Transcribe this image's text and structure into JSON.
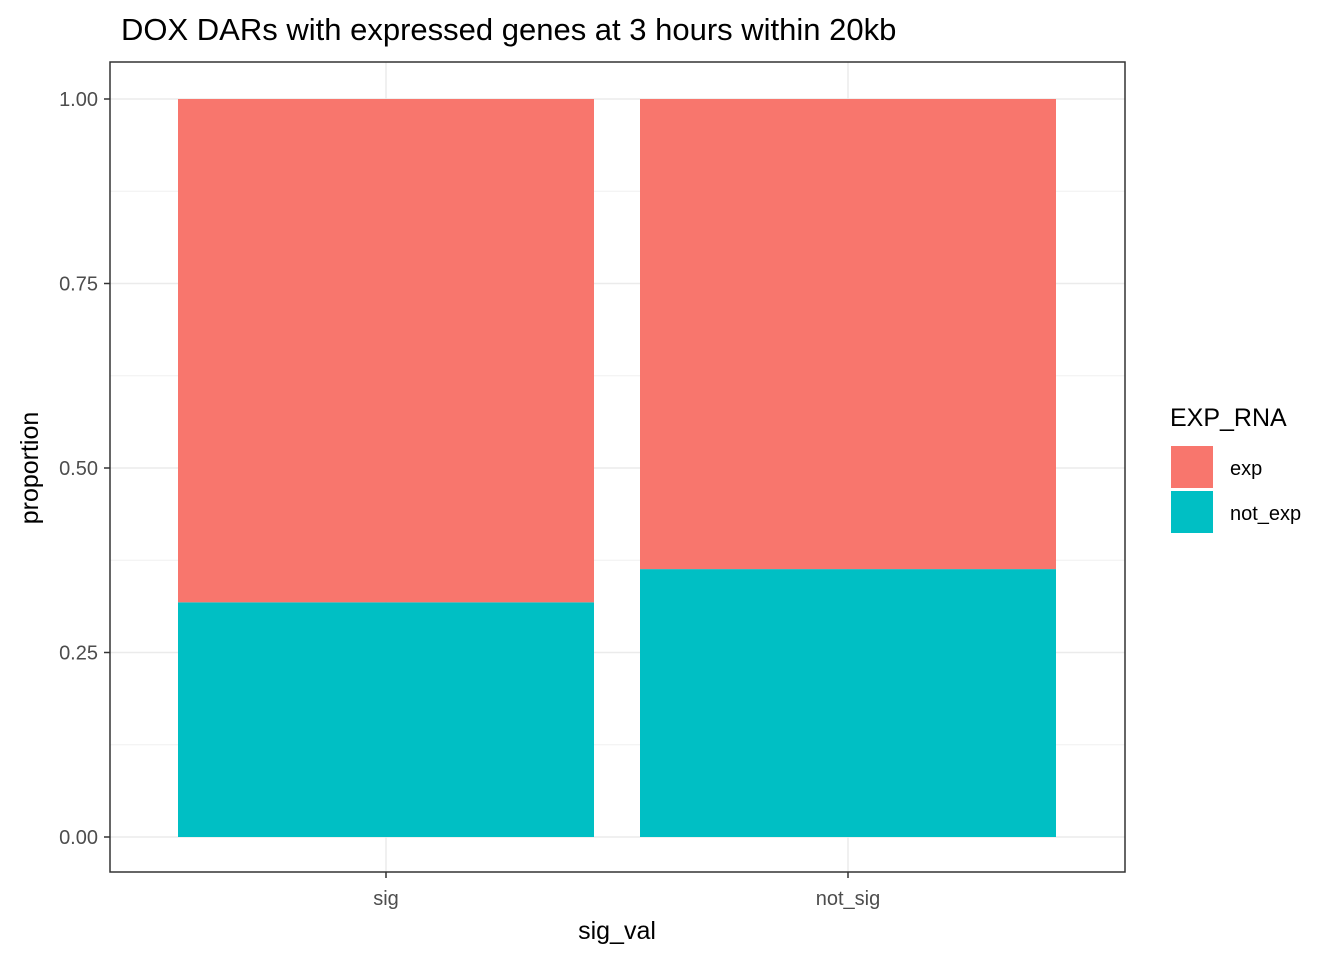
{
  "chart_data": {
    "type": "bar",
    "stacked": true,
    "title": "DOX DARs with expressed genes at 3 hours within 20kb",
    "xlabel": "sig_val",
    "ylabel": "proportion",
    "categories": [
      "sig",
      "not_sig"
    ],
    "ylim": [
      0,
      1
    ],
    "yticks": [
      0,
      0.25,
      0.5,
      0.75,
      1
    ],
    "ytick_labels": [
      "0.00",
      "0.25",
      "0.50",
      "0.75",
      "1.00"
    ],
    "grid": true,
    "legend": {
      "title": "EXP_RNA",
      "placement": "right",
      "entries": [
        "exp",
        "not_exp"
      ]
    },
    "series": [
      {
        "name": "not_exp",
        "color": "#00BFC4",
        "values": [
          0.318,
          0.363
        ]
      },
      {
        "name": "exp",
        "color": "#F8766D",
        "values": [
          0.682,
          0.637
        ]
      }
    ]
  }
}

**Aim of the task**
Copy out each line of the listing that contains the word "title".

**Reply**
    "title": "DOX DARs with expressed genes at 3 hours within 20kb",
      "title": "EXP_RNA",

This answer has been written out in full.